**Task objective**
Quote all entries in full, exactly.

****************

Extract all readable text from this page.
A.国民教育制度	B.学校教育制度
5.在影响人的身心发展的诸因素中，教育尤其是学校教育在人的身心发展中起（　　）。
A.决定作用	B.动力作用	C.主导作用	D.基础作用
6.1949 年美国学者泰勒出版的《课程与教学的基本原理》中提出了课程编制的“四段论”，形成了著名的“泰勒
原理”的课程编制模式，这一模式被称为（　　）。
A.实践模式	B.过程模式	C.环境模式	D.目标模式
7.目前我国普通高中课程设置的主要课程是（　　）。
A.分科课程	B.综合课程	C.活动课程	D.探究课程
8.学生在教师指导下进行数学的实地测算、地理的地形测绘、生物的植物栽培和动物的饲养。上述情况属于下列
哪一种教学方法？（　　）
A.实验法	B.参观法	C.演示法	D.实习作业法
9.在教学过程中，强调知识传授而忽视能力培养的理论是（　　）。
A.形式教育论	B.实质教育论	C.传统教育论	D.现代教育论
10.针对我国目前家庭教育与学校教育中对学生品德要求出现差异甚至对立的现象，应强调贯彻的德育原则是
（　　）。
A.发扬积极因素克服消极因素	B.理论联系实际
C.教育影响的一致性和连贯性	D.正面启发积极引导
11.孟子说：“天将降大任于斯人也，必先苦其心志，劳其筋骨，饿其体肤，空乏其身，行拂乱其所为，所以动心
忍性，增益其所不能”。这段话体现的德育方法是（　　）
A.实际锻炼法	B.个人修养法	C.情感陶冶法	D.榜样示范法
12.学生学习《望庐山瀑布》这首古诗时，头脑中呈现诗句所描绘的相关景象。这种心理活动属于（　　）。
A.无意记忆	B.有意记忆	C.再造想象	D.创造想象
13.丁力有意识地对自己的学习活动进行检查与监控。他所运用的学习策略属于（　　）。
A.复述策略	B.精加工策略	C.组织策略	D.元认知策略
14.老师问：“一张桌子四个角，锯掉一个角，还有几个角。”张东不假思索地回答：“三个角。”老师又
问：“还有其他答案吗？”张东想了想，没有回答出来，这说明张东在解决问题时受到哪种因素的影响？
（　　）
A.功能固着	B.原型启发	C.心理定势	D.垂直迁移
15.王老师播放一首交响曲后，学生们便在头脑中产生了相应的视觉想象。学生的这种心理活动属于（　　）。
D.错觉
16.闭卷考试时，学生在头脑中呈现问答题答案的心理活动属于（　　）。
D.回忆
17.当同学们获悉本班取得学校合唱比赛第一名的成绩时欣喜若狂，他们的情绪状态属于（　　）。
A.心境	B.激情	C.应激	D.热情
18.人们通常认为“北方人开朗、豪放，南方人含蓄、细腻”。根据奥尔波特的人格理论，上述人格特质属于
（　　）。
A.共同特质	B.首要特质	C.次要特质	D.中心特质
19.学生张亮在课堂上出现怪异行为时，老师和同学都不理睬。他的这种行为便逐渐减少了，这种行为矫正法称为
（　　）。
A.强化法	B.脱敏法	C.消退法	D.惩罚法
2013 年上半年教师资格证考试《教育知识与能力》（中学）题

****************

**Answer to the task**
Extract all readable text from this page.
A.国民教育制度	B.学校教育制度
5.在影响人的身心发展的诸因素中，教育尤其是学校教育在人的身心发展中起（　　）。
A.决定作用	B.动力作用	C.主导作用	D.基础作用
6.1949 年美国学者泰勒出版的《课程与教学的基本原理》中提出了课程编制的“四段论”，形成了著名的“泰勒
原理”的课程编制模式，这一模式被称为（　　）。
A.实践模式	B.过程模式	C.环境模式	D.目标模式
7.目前我国普通高中课程设置的主要课程是（　　）。
A.分科课程	B.综合课程	C.活动课程	D.探究课程
8.学生在教师指导下进行数学的实地测算、地理的地形测绘、生物的植物栽培和动物的饲养。上述情况属于下列
哪一种教学方法？（　　）
A.实验法	B.参观法	C.演示法	D.实习作业法
9.在教学过程中，强调知识传授而忽视能力培养的理论是（　　）。
A.形式教育论	B.实质教育论	C.传统教育论	D.现代教育论
10.针对我国目前家庭教育与学校教育中对学生品德要求出现差异甚至对立的现象，应强调贯彻的德育原则是
（　　）。
A.发扬积极因素克服消极因素	B.理论联系实际
C.教育影响的一致性和连贯性	D.正面启发积极引导
11.孟子说：“天将降大任于斯人也，必先苦其心志，劳其筋骨，饿其体肤，空乏其身，行拂乱其所为，所以动心
忍性，增益其所不能”。这段话体现的德育方法是（　　）
A.实际锻炼法	B.个人修养法	C.情感陶冶法	D.榜样示范法
12.学生学习《望庐山瀑布》这首古诗时，头脑中呈现诗句所描绘的相关景象。这种心理活动属于（　　）。
A.无意记忆	B.有意记忆	C.再造想象	D.创造想象
13.丁力有意识地对自己的学习活动进行检查与监控。他所运用的学习策略属于（　　）。
A.复述策略	B.精加工策略	C.组织策略	D.元认知策略
14.老师问：“一张桌子四个角，锯掉一个角，还有几个角。”张东不假思索地回答：“三个角。”老师又
问：“还有其他答案吗？”张东想了想，没有回答出来，这说明张东在解决问题时受到哪种因素的影响？
（　　）
A.功能固着	B.原型启发	C.心理定势	D.垂直迁移
15.王老师播放一首交响曲后，学生们便在头脑中产生了相应的视觉想象。学生的这种心理活动属于（　　）。
D.错觉
16.闭卷考试时，学生在头脑中呈现问答题答案的心理活动属于（　　）。
D.回忆
17.当同学们获悉本班取得学校合唱比赛第一名的成绩时欣喜若狂，他们的情绪状态属于（　　）。
A.心境	B.激情	C.应激	D.热情
18.人们通常认为“北方人开朗、豪放，南方人含蓄、细腻”。根据奥尔波特的人格理论，上述人格特质属于
（　　）。
A.共同特质	B.首要特质	C.次要特质	D.中心特质
19.学生张亮在课堂上出现怪异行为时，老师和同学都不理睬。他的这种行为便逐渐减少了，这种行为矫正法称为
（　　）。
A.强化法	B.脱敏法	C.消退法	D.惩罚法
2013 年上半年教师资格证考试《教育知识与能力》（中学）题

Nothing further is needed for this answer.